» **Task goal**: Rewrite all of the rows below as a numbered list, skipping any blank lines. Leave the pictures out of your answer.

Dataset records
..............................
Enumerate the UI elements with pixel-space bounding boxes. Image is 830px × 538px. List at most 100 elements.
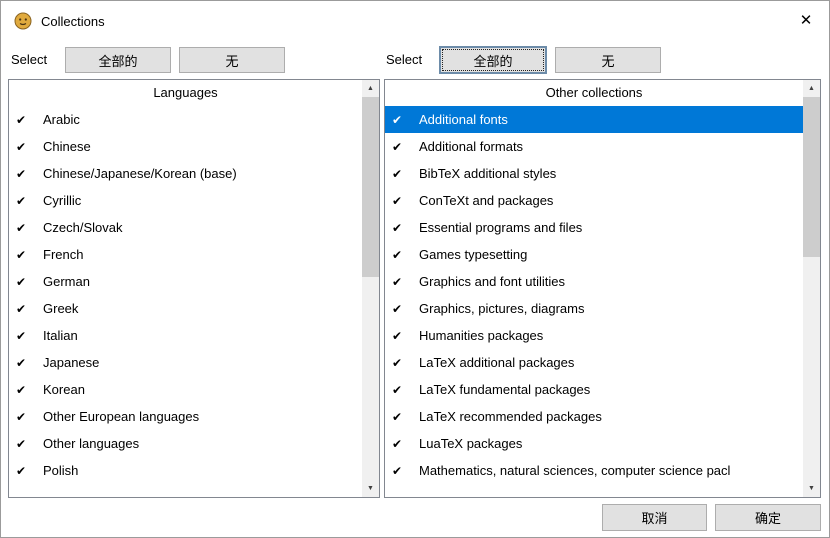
list-item-label: Mathematics, natural sciences, computer … xyxy=(419,463,730,478)
check-icon: ✔ xyxy=(392,194,419,208)
list-item-label: Humanities packages xyxy=(419,328,543,343)
right-select-none-button[interactable]: 无 xyxy=(555,47,661,73)
list-item[interactable]: ✔Essential programs and files xyxy=(385,214,803,241)
scroll-down-icon[interactable]: ▼ xyxy=(362,480,379,497)
list-item-label: Games typesetting xyxy=(419,247,527,262)
list-item[interactable]: ✔BibTeX additional styles xyxy=(385,160,803,187)
list-item-label: ConTeXt and packages xyxy=(419,193,553,208)
scroll-up-icon[interactable]: ▲ xyxy=(362,80,379,97)
list-item-label: Japanese xyxy=(43,355,99,370)
right-select-label: Select xyxy=(386,52,422,67)
check-icon: ✔ xyxy=(16,302,43,316)
list-item[interactable]: ✔LaTeX recommended packages xyxy=(385,403,803,430)
scroll-down-icon[interactable]: ▼ xyxy=(803,480,820,497)
list-item[interactable]: ✔ConTeXt and packages xyxy=(385,187,803,214)
check-icon: ✔ xyxy=(16,383,43,397)
list-item[interactable]: ✔Italian xyxy=(9,322,362,349)
list-item[interactable]: ✔Humanities packages xyxy=(385,322,803,349)
title-bar: Collections ✕ xyxy=(1,1,829,41)
check-icon: ✔ xyxy=(392,464,419,478)
list-item[interactable]: ✔Japanese xyxy=(9,349,362,376)
check-icon: ✔ xyxy=(16,248,43,262)
list-item-label: Graphics and font utilities xyxy=(419,274,565,289)
check-icon: ✔ xyxy=(392,248,419,262)
list-item-label: Cyrillic xyxy=(43,193,81,208)
list-item[interactable]: ✔LuaTeX packages xyxy=(385,430,803,457)
languages-list-header: Languages xyxy=(9,80,362,106)
check-icon: ✔ xyxy=(392,140,419,154)
check-icon: ✔ xyxy=(16,329,43,343)
languages-scrollbar[interactable]: ▲ ▼ xyxy=(362,80,379,497)
languages-listbox: Languages ✔Arabic✔Chinese✔Chinese/Japane… xyxy=(8,79,380,498)
list-item-label: Greek xyxy=(43,301,78,316)
list-item[interactable]: ✔Additional formats xyxy=(385,133,803,160)
check-icon: ✔ xyxy=(16,437,43,451)
list-item[interactable]: ✔Games typesetting xyxy=(385,241,803,268)
check-icon: ✔ xyxy=(16,221,43,235)
collections-list-header: Other collections xyxy=(385,80,803,106)
list-item[interactable]: ✔French xyxy=(9,241,362,268)
left-select-label: Select xyxy=(11,52,47,67)
list-item[interactable]: ✔Korean xyxy=(9,376,362,403)
list-item[interactable]: ✔Cyrillic xyxy=(9,187,362,214)
list-item[interactable]: ✔Czech/Slovak xyxy=(9,214,362,241)
cancel-button[interactable]: 取消 xyxy=(602,504,707,531)
list-item-label: German xyxy=(43,274,90,289)
list-item-label: LaTeX recommended packages xyxy=(419,409,602,424)
check-icon: ✔ xyxy=(16,167,43,181)
left-select-none-button[interactable]: 无 xyxy=(179,47,285,73)
scroll-up-icon[interactable]: ▲ xyxy=(803,80,820,97)
list-item-label: French xyxy=(43,247,83,262)
check-icon: ✔ xyxy=(392,410,419,424)
list-item[interactable]: ✔Additional fonts xyxy=(385,106,803,133)
list-item-label: Czech/Slovak xyxy=(43,220,122,235)
list-item[interactable]: ✔Chinese xyxy=(9,133,362,160)
list-item[interactable]: ✔Other languages xyxy=(9,430,362,457)
check-icon: ✔ xyxy=(392,356,419,370)
close-icon[interactable]: ✕ xyxy=(783,1,829,39)
left-select-all-button[interactable]: 全部的 xyxy=(65,47,171,73)
collections-listbox: Other collections ✔Additional fonts✔Addi… xyxy=(384,79,821,498)
list-item[interactable]: ✔Chinese/Japanese/Korean (base) xyxy=(9,160,362,187)
collections-list: ✔Additional fonts✔Additional formats✔Bib… xyxy=(385,106,803,497)
check-icon: ✔ xyxy=(392,167,419,181)
check-icon: ✔ xyxy=(392,329,419,343)
check-icon: ✔ xyxy=(392,302,419,316)
list-item[interactable]: ✔Graphics and font utilities xyxy=(385,268,803,295)
list-item-label: Italian xyxy=(43,328,78,343)
list-item-label: Arabic xyxy=(43,112,80,127)
check-icon: ✔ xyxy=(16,464,43,478)
list-item-label: LaTeX fundamental packages xyxy=(419,382,590,397)
list-item-label: Essential programs and files xyxy=(419,220,582,235)
check-icon: ✔ xyxy=(16,356,43,370)
list-item[interactable]: ✔German xyxy=(9,268,362,295)
right-select-all-button[interactable]: 全部的 xyxy=(439,46,547,74)
app-icon xyxy=(14,12,32,30)
check-icon: ✔ xyxy=(392,383,419,397)
list-item[interactable]: ✔Mathematics, natural sciences, computer… xyxy=(385,457,803,484)
languages-list: ✔Arabic✔Chinese✔Chinese/Japanese/Korean … xyxy=(9,106,362,497)
ok-button[interactable]: 确定 xyxy=(715,504,821,531)
list-item-label: Additional fonts xyxy=(419,112,508,127)
window-title: Collections xyxy=(41,14,105,29)
list-item-label: Chinese/Japanese/Korean (base) xyxy=(43,166,237,181)
list-item-label: Korean xyxy=(43,382,85,397)
list-item-label: BibTeX additional styles xyxy=(419,166,556,181)
list-item-label: Chinese xyxy=(43,139,91,154)
scrollbar-thumb[interactable] xyxy=(362,97,379,277)
check-icon: ✔ xyxy=(16,410,43,424)
collections-scrollbar[interactable]: ▲ ▼ xyxy=(803,80,820,497)
list-item[interactable]: ✔Greek xyxy=(9,295,362,322)
check-icon: ✔ xyxy=(392,437,419,451)
list-item-label: Other European languages xyxy=(43,409,199,424)
list-item[interactable]: ✔Arabic xyxy=(9,106,362,133)
list-item[interactable]: ✔Other European languages xyxy=(9,403,362,430)
list-item[interactable]: ✔Graphics, pictures, diagrams xyxy=(385,295,803,322)
list-item[interactable]: ✔LaTeX fundamental packages xyxy=(385,376,803,403)
list-item-label: Graphics, pictures, diagrams xyxy=(419,301,584,316)
list-item[interactable]: ✔Polish xyxy=(9,457,362,484)
check-icon: ✔ xyxy=(16,140,43,154)
list-item[interactable]: ✔LaTeX additional packages xyxy=(385,349,803,376)
check-icon: ✔ xyxy=(16,275,43,289)
scrollbar-thumb[interactable] xyxy=(803,97,820,257)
..............................
» **Exercise response**:
1. Enumerate the UI elements with pixel-space bounding boxes. Image is 830px × 538px. List at most 100 elements.
2. list-item-label: Mathematics, natural sciences, computer … xyxy=(419,463,730,478)
3. check-icon: ✔ xyxy=(392,194,419,208)
4. list-item-label: Humanities packages xyxy=(419,328,543,343)
5. right-select-none-button[interactable]: 无 xyxy=(555,47,661,73)
6. list-item[interactable]: ✔Essential programs and files xyxy=(385,214,803,241)
7. scroll-down-icon[interactable]: ▼ xyxy=(362,480,379,497)
8. list-item-label: Games typesetting xyxy=(419,247,527,262)
9. list-item[interactable]: ✔BibTeX additional styles xyxy=(385,160,803,187)
10. list-item-label: ConTeXt and packages xyxy=(419,193,553,208)
11. scroll-up-icon[interactable]: ▲ xyxy=(362,80,379,97)
12. list-item-label: Japanese xyxy=(43,355,99,370)
13. right-select-label: Select xyxy=(386,52,422,67)
14. check-icon: ✔ xyxy=(16,302,43,316)
15. list-item[interactable]: ✔LaTeX recommended packages xyxy=(385,403,803,430)
16. scroll-down-icon[interactable]: ▼ xyxy=(803,480,820,497)
17. list-item[interactable]: ✔ConTeXt and packages xyxy=(385,187,803,214)
18. check-icon: ✔ xyxy=(16,383,43,397)
19. list-item[interactable]: ✔Italian xyxy=(9,322,362,349)
20. list-item[interactable]: ✔Humanities packages xyxy=(385,322,803,349)
21. title-bar: Collections ✕ xyxy=(1,1,829,41)
22. check-icon: ✔ xyxy=(392,464,419,478)
23. list-item[interactable]: ✔Japanese xyxy=(9,349,362,376)
24. check-icon: ✔ xyxy=(16,248,43,262)
25. list-item-label: Graphics and font utilities xyxy=(419,274,565,289)
26. check-icon: ✔ xyxy=(392,248,419,262)
27. list-item-label: Cyrillic xyxy=(43,193,81,208)
28. list-item[interactable]: ✔LuaTeX packages xyxy=(385,430,803,457)
29. languages-list-header: Languages xyxy=(9,80,362,106)
30. check-icon: ✔ xyxy=(392,140,419,154)
31. check-icon: ✔ xyxy=(16,329,43,343)
32. languages-scrollbar[interactable]: ▲ ▼ xyxy=(362,80,379,497)
33. languages-listbox: Languages ✔Arabic✔Chinese✔Chinese/Japane… xyxy=(8,79,380,498)
34. list-item-label: Greek xyxy=(43,301,78,316)
35. list-item[interactable]: ✔Additional formats xyxy=(385,133,803,160)
36. check-icon: ✔ xyxy=(16,437,43,451)
37. list-item[interactable]: ✔Games typesetting xyxy=(385,241,803,268)
38. check-icon: ✔ xyxy=(16,221,43,235)
39. collections-list-header: Other collections xyxy=(385,80,803,106)
40. list-item[interactable]: ✔French xyxy=(9,241,362,268)
41. left-select-label: Select xyxy=(11,52,47,67)
42. list-item[interactable]: ✔Korean xyxy=(9,376,362,403)
43. list-item[interactable]: ✔Cyrillic xyxy=(9,187,362,214)
44. list-item[interactable]: ✔Czech/Slovak xyxy=(9,214,362,241)
45. cancel-button[interactable]: 取消 xyxy=(602,504,707,531)
46. list-item-label: German xyxy=(43,274,90,289)
47. list-item-label: LaTeX recommended packages xyxy=(419,409,602,424)
48. check-icon: ✔ xyxy=(16,167,43,181)
49. left-select-none-button[interactable]: 无 xyxy=(179,47,285,73)
50. scroll-up-icon[interactable]: ▲ xyxy=(803,80,820,97)
51. list-item-label: French xyxy=(43,247,83,262)
52. check-icon: ✔ xyxy=(392,410,419,424)
53. list-item[interactable]: ✔Additional fonts xyxy=(385,106,803,133)
54. list-item-label: Czech/Slovak xyxy=(43,220,122,235)
55. list-item[interactable]: ✔Chinese xyxy=(9,133,362,160)
56. list-item[interactable]: ✔Other languages xyxy=(9,430,362,457)
57. check-icon: ✔ xyxy=(392,356,419,370)
58. close-icon[interactable]: ✕ xyxy=(783,1,829,39)
59. left-select-all-button[interactable]: 全部的 xyxy=(65,47,171,73)
60. collections-listbox: Other collections ✔Additional fonts✔Addi… xyxy=(384,79,821,498)
61. list-item[interactable]: ✔Chinese/Japanese/Korean (base) xyxy=(9,160,362,187)
62. collections-list: ✔Additional fonts✔Additional formats✔Bib… xyxy=(385,106,803,497)
63. check-icon: ✔ xyxy=(392,167,419,181)
64. check-icon: ✔ xyxy=(392,329,419,343)
65. check-icon: ✔ xyxy=(392,302,419,316)
66. list-item[interactable]: ✔Graphics and font utilities xyxy=(385,268,803,295)
67. list-item-label: Italian xyxy=(43,328,78,343)
68. list-item-label: Arabic xyxy=(43,112,80,127)
69. check-icon: ✔ xyxy=(16,464,43,478)
70. list-item-label: LaTeX fundamental packages xyxy=(419,382,590,397)
71. list-item-label: Essential programs and files xyxy=(419,220,582,235)
72. check-icon: ✔ xyxy=(16,356,43,370)
73. list-item[interactable]: ✔German xyxy=(9,268,362,295)
74. right-select-all-button[interactable]: 全部的 xyxy=(439,46,547,74)
75. app-icon xyxy=(14,12,32,30)
76. check-icon: ✔ xyxy=(392,383,419,397)
77. list-item[interactable]: ✔Mathematics, natural sciences, computer… xyxy=(385,457,803,484)
78. languages-list: ✔Arabic✔Chinese✔Chinese/Japanese/Korean … xyxy=(9,106,362,497)
79. ok-button[interactable]: 确定 xyxy=(715,504,821,531)
80. list-item-label: Additional fonts xyxy=(419,112,508,127)
81. window-title: Collections xyxy=(41,14,105,29)
82. list-item-label: Chinese/Japanese/Korean (base) xyxy=(43,166,237,181)
83. list-item-label: Korean xyxy=(43,382,85,397)
84. list-item-label: BibTeX additional styles xyxy=(419,166,556,181)
85. list-item-label: Chinese xyxy=(43,139,91,154)
86. scrollbar-thumb[interactable] xyxy=(362,97,379,277)
87. check-icon: ✔ xyxy=(16,410,43,424)
88. collections-scrollbar[interactable]: ▲ ▼ xyxy=(803,80,820,497)
89. list-item[interactable]: ✔Greek xyxy=(9,295,362,322)
90. check-icon: ✔ xyxy=(392,437,419,451)
91. list-item-label: Other European languages xyxy=(43,409,199,424)
92. list-item[interactable]: ✔Arabic xyxy=(9,106,362,133)
93. list-item[interactable]: ✔Other European languages xyxy=(9,403,362,430)
94. list-item[interactable]: ✔Graphics, pictures, diagrams xyxy=(385,295,803,322)
95. list-item[interactable]: ✔LaTeX fundamental packages xyxy=(385,376,803,403)
96. list-item-label: Graphics, pictures, diagrams xyxy=(419,301,584,316)
97. list-item[interactable]: ✔Polish xyxy=(9,457,362,484)
98. check-icon: ✔ xyxy=(16,140,43,154)
99. list-item[interactable]: ✔LaTeX additional packages xyxy=(385,349,803,376)
100. check-icon: ✔ xyxy=(16,275,43,289)
101. scrollbar-thumb[interactable] xyxy=(803,97,820,257)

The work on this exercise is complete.